# [What needs to be done]
Images should be left out, and everything else in the listing reproduced exactly.

(Figure collection entries)
━━━━━━━━━━

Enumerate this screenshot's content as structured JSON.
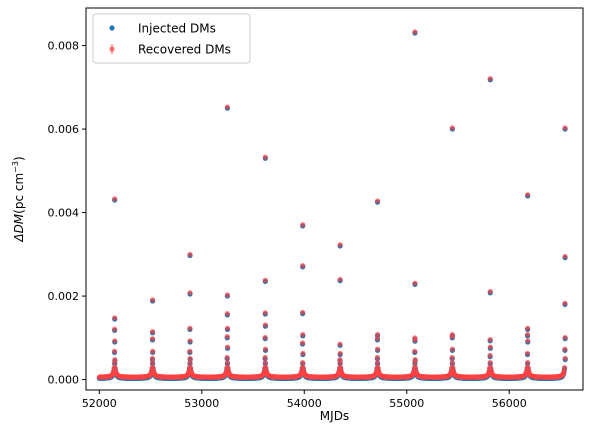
{
  "chart_data": {
    "type": "scatter",
    "title": "",
    "xlabel": "MJDs",
    "ylabel_math": "ΔDM",
    "ylabel_units": "(pc cm",
    "ylabel_exp": "−3",
    "ylabel_close": ")",
    "xlim": [
      51870,
      56720
    ],
    "ylim": [
      -0.00025,
      0.0089
    ],
    "xticks": [
      52000,
      53000,
      54000,
      55000,
      56000
    ],
    "yticks": [
      0.0,
      0.002,
      0.004,
      0.006,
      0.008
    ],
    "ytick_labels": [
      "0.000",
      "0.002",
      "0.004",
      "0.006",
      "0.008"
    ],
    "grid": false,
    "legend_position": "top-left",
    "series": [
      {
        "name": "Injected DMs",
        "color": "#1f77b4",
        "marker": "dot"
      },
      {
        "name": "Recovered DMs",
        "color": "#ff4040",
        "marker": "dot-errorbar"
      }
    ],
    "data_generation": {
      "x_start": 52000,
      "x_end": 56540,
      "x_step": 5,
      "baseline": 3e-05,
      "period_days": 365.25,
      "peaks": [
        {
          "x": 52150,
          "spikes": [
            0.0043,
            0.00145,
            0.00118,
            0.0009,
            0.00065,
            0.00045
          ]
        },
        {
          "x": 52520,
          "spikes": [
            0.00188,
            0.00112,
            0.00095,
            0.00065,
            0.00048
          ]
        },
        {
          "x": 52885,
          "spikes": [
            0.00297,
            0.00205,
            0.0012,
            0.0009,
            0.00065,
            0.00048
          ]
        },
        {
          "x": 53250,
          "spikes": [
            0.0065,
            0.002,
            0.00155,
            0.0012,
            0.001,
            0.00075,
            0.0005
          ]
        },
        {
          "x": 53620,
          "spikes": [
            0.0053,
            0.00235,
            0.00157,
            0.00128,
            0.00098,
            0.0007,
            0.0005
          ]
        },
        {
          "x": 53985,
          "spikes": [
            0.00368,
            0.0027,
            0.00158,
            0.00105,
            0.00085,
            0.0006
          ]
        },
        {
          "x": 54350,
          "spikes": [
            0.0032,
            0.00237,
            0.00082,
            0.0006,
            0.00045
          ]
        },
        {
          "x": 54715,
          "spikes": [
            0.00425,
            0.00105,
            0.00095,
            0.0007,
            0.0005
          ]
        },
        {
          "x": 55080,
          "spikes": [
            0.0083,
            0.00228,
            0.00097,
            0.00092,
            0.00065,
            0.00045
          ]
        },
        {
          "x": 55445,
          "spikes": [
            0.006,
            0.00105,
            0.001,
            0.0007,
            0.0005
          ]
        },
        {
          "x": 55815,
          "spikes": [
            0.00718,
            0.00208,
            0.00093,
            0.00075,
            0.00055
          ]
        },
        {
          "x": 56180,
          "spikes": [
            0.0044,
            0.0012,
            0.00105,
            0.0009,
            0.0006
          ]
        },
        {
          "x": 56545,
          "spikes": [
            0.006,
            0.00292,
            0.0018,
            0.00098,
            0.0007,
            0.00048
          ]
        }
      ]
    }
  }
}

━━━━━━━━━━

# [Solved problem]
Enumerate this screenshot's content as structured JSON.
{
  "chart_data": {
    "type": "scatter",
    "title": "",
    "xlabel": "MJDs",
    "ylabel_math": "ΔDM",
    "ylabel_units": "(pc cm",
    "ylabel_exp": "−3",
    "ylabel_close": ")",
    "xlim": [
      51870,
      56720
    ],
    "ylim": [
      -0.00025,
      0.0089
    ],
    "xticks": [
      52000,
      53000,
      54000,
      55000,
      56000
    ],
    "yticks": [
      0.0,
      0.002,
      0.004,
      0.006,
      0.008
    ],
    "ytick_labels": [
      "0.000",
      "0.002",
      "0.004",
      "0.006",
      "0.008"
    ],
    "grid": false,
    "legend_position": "top-left",
    "series": [
      {
        "name": "Injected DMs",
        "color": "#1f77b4",
        "marker": "dot"
      },
      {
        "name": "Recovered DMs",
        "color": "#ff4040",
        "marker": "dot-errorbar"
      }
    ],
    "data_generation": {
      "x_start": 52000,
      "x_end": 56540,
      "x_step": 5,
      "baseline": 3e-05,
      "period_days": 365.25,
      "peaks": [
        {
          "x": 52150,
          "spikes": [
            0.0043,
            0.00145,
            0.00118,
            0.0009,
            0.00065,
            0.00045
          ]
        },
        {
          "x": 52520,
          "spikes": [
            0.00188,
            0.00112,
            0.00095,
            0.00065,
            0.00048
          ]
        },
        {
          "x": 52885,
          "spikes": [
            0.00297,
            0.00205,
            0.0012,
            0.0009,
            0.00065,
            0.00048
          ]
        },
        {
          "x": 53250,
          "spikes": [
            0.0065,
            0.002,
            0.00155,
            0.0012,
            0.001,
            0.00075,
            0.0005
          ]
        },
        {
          "x": 53620,
          "spikes": [
            0.0053,
            0.00235,
            0.00157,
            0.00128,
            0.00098,
            0.0007,
            0.0005
          ]
        },
        {
          "x": 53985,
          "spikes": [
            0.00368,
            0.0027,
            0.00158,
            0.00105,
            0.00085,
            0.0006
          ]
        },
        {
          "x": 54350,
          "spikes": [
            0.0032,
            0.00237,
            0.00082,
            0.0006,
            0.00045
          ]
        },
        {
          "x": 54715,
          "spikes": [
            0.00425,
            0.00105,
            0.00095,
            0.0007,
            0.0005
          ]
        },
        {
          "x": 55080,
          "spikes": [
            0.0083,
            0.00228,
            0.00097,
            0.00092,
            0.00065,
            0.00045
          ]
        },
        {
          "x": 55445,
          "spikes": [
            0.006,
            0.00105,
            0.001,
            0.0007,
            0.0005
          ]
        },
        {
          "x": 55815,
          "spikes": [
            0.00718,
            0.00208,
            0.00093,
            0.00075,
            0.00055
          ]
        },
        {
          "x": 56180,
          "spikes": [
            0.0044,
            0.0012,
            0.00105,
            0.0009,
            0.0006
          ]
        },
        {
          "x": 56545,
          "spikes": [
            0.006,
            0.00292,
            0.0018,
            0.00098,
            0.0007,
            0.00048
          ]
        }
      ]
    }
  }
}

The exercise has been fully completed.